Skip the pictures and extract all of the lines exactly as written.

— start —

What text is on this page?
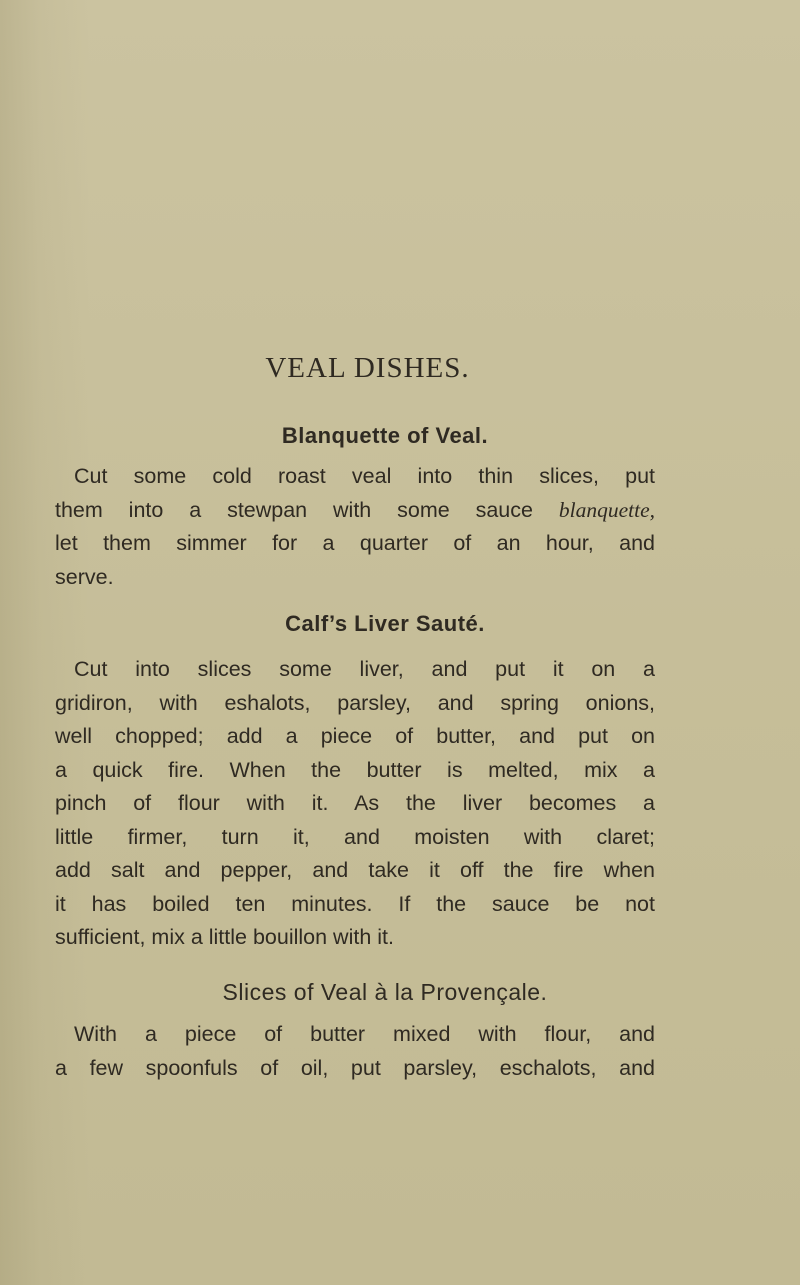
VEAL DISHES.
Blanquette of Veal.
Cut some cold roast veal into thin slices, put
them into a stewpan with some sauce blanquette,
let them simmer for a quarter of an hour, and
serve.
Calf’s Liver Sauté.
Cut into slices some liver, and put it on a
gridiron, with eshalots, parsley, and spring onions,
well chopped; add a piece of butter, and put on
a quick fire. When the butter is melted, mix a
pinch of flour with it. As the liver becomes a
little firmer, turn it, and moisten with claret;
add salt and pepper, and take it off the fire when
it has boiled ten minutes. If the sauce be not
sufficient, mix a little bouillon with it.
Slices of Veal à la Provençale.
With a piece of butter mixed with flour, and
a few spoonfuls of oil, put parsley, eschalots, and
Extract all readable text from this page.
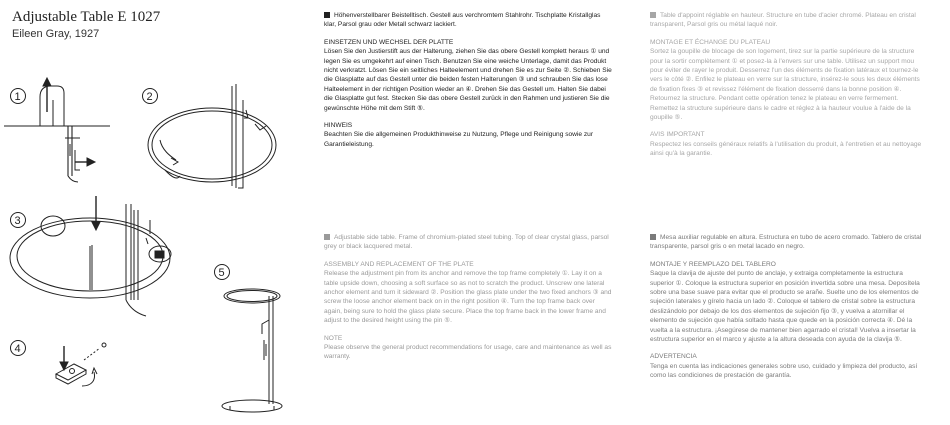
Adjustable Table E 1027
Eileen Gray, 1927
1	2
3
4
5

Höhenverstellbarer Beistelltisch. Gestell aus verchromtem Stahlrohr. Tischplatte Kristallglas klar, Parsol grau oder Metall schwarz lackiert.

EINSETZEN UND WECHSEL DER PLATTE

Lösen Sie den Justierstift aus der Halterung, ziehen Sie das obere Gestell komplett heraus ① und legen Sie es umgekehrt auf einen Tisch. Benutzen Sie eine weiche Unterlage, damit das Produkt nicht verkratzt. Lösen Sie ein seitliches Halteelement und drehen Sie es zur Seite ②. Schieben Sie die Glasplatte auf das Gestell unter die beiden festen Halterungen ③ und schrauben Sie das lose Halteelement in der richtigen Position wieder an ④. Drehen Sie das Gestell um. Halten Sie dabei die Glasplatte gut fest. Stecken Sie das obere Gestell zurück in den Rahmen und justieren Sie die gewünschte Höhe mit dem Stift ⑤.

HINWEIS

Beachten Sie die allgemeinen Produkthinweise zu Nutzung, Pflege und Reinigung sowie zur Garantieleistung.

Adjustable side table. Frame of chromium-plated steel tubing. Top of clear crystal glass, parsol grey or black lacquered metal.

ASSEMBLY AND REPLACEMENT OF THE PLATE

Release the adjustment pin from its anchor and remove the top frame completely ①. Lay it on a table upside down, choosing a soft surface so as not to scratch the product. Unscrew one lateral anchor element and turn it sideward ②. Position the glass plate under the two fixed anchors ③ and screw the loose anchor element back on in the right position ④. Turn the top frame back over again, being sure to hold the glass plate secure. Place the top frame back in the lower frame and adjust to the desired height using the pin ⑤.

NOTE

Please observe the general product recommendations for usage, care and maintenance as well as warranty.

Table d'appoint réglable en hauteur. Structure en tube d'acier chromé. Plateau en cristal transparent, Parsol gris ou métal laqué noir.

MONTAGE ET ÉCHANGE DU PLATEAU

Sortez la goupille de blocage de son logement, tirez sur la partie supérieure de la structure pour la sortir complètement ① et posez-la à l'envers sur une table. Utilisez un support mou pour éviter de rayer le produit. Desserrez l'un des éléments de fixation latéraux et tournez-le vers le côté ②. Enfilez le plateau en verre sur la structure, insérez-le sous les deux éléments de fixation fixes ③ et revissez l'élément de fixation desserré dans la bonne position ④. Retournez la structure. Pendant cette opération tenez le plateau en verre fermement. Remettez la structure supérieure dans le cadre et réglez à la hauteur voulue à l'aide de la goupille ⑤.

AVIS IMPORTANT

Respectez les conseils généraux relatifs à l'utilisation du produit, à l'entretien et au nettoyage ainsi qu'à la garantie.

Mesa auxiliar regulable en altura. Estructura en tubo de acero cromado. Tablero de cristal transparente, parsol gris o en metal lacado en negro.

MONTAJE Y REEMPLAZO DEL TABLERO

Saque la clavija de ajuste del punto de anclaje, y extraiga completamente la estructura superior ①. Coloque la estructura superior en posición invertida sobre una mesa. Deposítela sobre una base suave para evitar que el producto se arañe. Suelte uno de los elementos de sujeción laterales y gírelo hacia un lado ②. Coloque el tablero de cristal sobre la estructura deslizándolo por debajo de los dos elementos de sujeción fijo ③, y vuelva a atornillar el elemento de sujeción que había soltado hasta que quede en la posición correcta ④. Dé la vuelta a la estructura. ¡Asegúrese de mantener bien agarrado el cristal! Vuelva a insertar la estructura superior en el marco y ajuste a la altura deseada con ayuda de la clavija ⑤.

ADVERTENCIA

Tenga en cuenta las indicaciones generales sobre uso, cuidado y limpieza del producto, así como las condiciones de prestación de garantía.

— end —

Exercise output:
What text is on this page?
VEAL DISHES.
Blanquette of Veal.
Cut some cold roast veal into thin slices, put
them into a stewpan with some sauce blanquette,
let them simmer for a quarter of an hour, and
serve.
Calf’s Liver Sauté.
Cut into slices some liver, and put it on a
gridiron, with eshalots, parsley, and spring onions,
well chopped; add a piece of butter, and put on
a quick fire. When the butter is melted, mix a
pinch of flour with it. As the liver becomes a
little firmer, turn it, and moisten with claret;
add salt and pepper, and take it off the fire when
it has boiled ten minutes. If the sauce be not
sufficient, mix a little bouillon with it.
Slices of Veal à la Provençale.
With a piece of butter mixed with flour, and
a few spoonfuls of oil, put parsley, eschalots, and
Extract all readable text from this page.
Adjustable Table E 1027
Eileen Gray, 1927
1	2
3
4
5

Höhenverstellbarer Beistelltisch. Gestell aus verchromtem Stahlrohr. Tischplatte Kristallglas klar, Parsol grau oder Metall schwarz lackiert.

EINSETZEN UND WECHSEL DER PLATTE

Lösen Sie den Justierstift aus der Halterung, ziehen Sie das obere Gestell komplett heraus ① und legen Sie es umgekehrt auf einen Tisch. Benutzen Sie eine weiche Unterlage, damit das Produkt nicht verkratzt. Lösen Sie ein seitliches Halteelement und drehen Sie es zur Seite ②. Schieben Sie die Glasplatte auf das Gestell unter die beiden festen Halterungen ③ und schrauben Sie das lose Halteelement in der richtigen Position wieder an ④. Drehen Sie das Gestell um. Halten Sie dabei die Glasplatte gut fest. Stecken Sie das obere Gestell zurück in den Rahmen und justieren Sie die gewünschte Höhe mit dem Stift ⑤.

HINWEIS

Beachten Sie die allgemeinen Produkthinweise zu Nutzung, Pflege und Reinigung sowie zur Garantieleistung.

Adjustable side table. Frame of chromium-plated steel tubing. Top of clear crystal glass, parsol grey or black lacquered metal.

ASSEMBLY AND REPLACEMENT OF THE PLATE

Release the adjustment pin from its anchor and remove the top frame completely ①. Lay it on a table upside down, choosing a soft surface so as not to scratch the product. Unscrew one lateral anchor element and turn it sideward ②. Position the glass plate under the two fixed anchors ③ and screw the loose anchor element back on in the right position ④. Turn the top frame back over again, being sure to hold the glass plate secure. Place the top frame back in the lower frame and adjust to the desired height using the pin ⑤.

NOTE

Please observe the general product recommendations for usage, care and maintenance as well as warranty.

Table d'appoint réglable en hauteur. Structure en tube d'acier chromé. Plateau en cristal transparent, Parsol gris ou métal laqué noir.

MONTAGE ET ÉCHANGE DU PLATEAU

Sortez la goupille de blocage de son logement, tirez sur la partie supérieure de la structure pour la sortir complètement ① et posez-la à l'envers sur une table. Utilisez un support mou pour éviter de rayer le produit. Desserrez l'un des éléments de fixation latéraux et tournez-le vers le côté ②. Enfilez le plateau en verre sur la structure, insérez-le sous les deux éléments de fixation fixes ③ et revissez l'élément de fixation desserré dans la bonne position ④. Retournez la structure. Pendant cette opération tenez le plateau en verre fermement. Remettez la structure supérieure dans le cadre et réglez à la hauteur voulue à l'aide de la goupille ⑤.

AVIS IMPORTANT

Respectez les conseils généraux relatifs à l'utilisation du produit, à l'entretien et au nettoyage ainsi qu'à la garantie.

Mesa auxiliar regulable en altura. Estructura en tubo de acero cromado. Tablero de cristal transparente, parsol gris o en metal lacado en negro.

MONTAJE Y REEMPLAZO DEL TABLERO

Saque la clavija de ajuste del punto de anclaje, y extraiga completamente la estructura superior ①. Coloque la estructura superior en posición invertida sobre una mesa. Deposítela sobre una base suave para evitar que el producto se arañe. Suelte uno de los elementos de sujeción laterales y gírelo hacia un lado ②. Coloque el tablero de cristal sobre la estructura deslizándolo por debajo de los dos elementos de sujeción fijo ③, y vuelva a atornillar el elemento de sujeción que había soltado hasta que quede en la posición correcta ④. Dé la vuelta a la estructura. ¡Asegúrese de mantener bien agarrado el cristal! Vuelva a insertar la estructura superior en el marco y ajuste a la altura deseada con ayuda de la clavija ⑤.

ADVERTENCIA

Tenga en cuenta las indicaciones generales sobre uso, cuidado y limpieza del producto, así como las condiciones de prestación de garantía.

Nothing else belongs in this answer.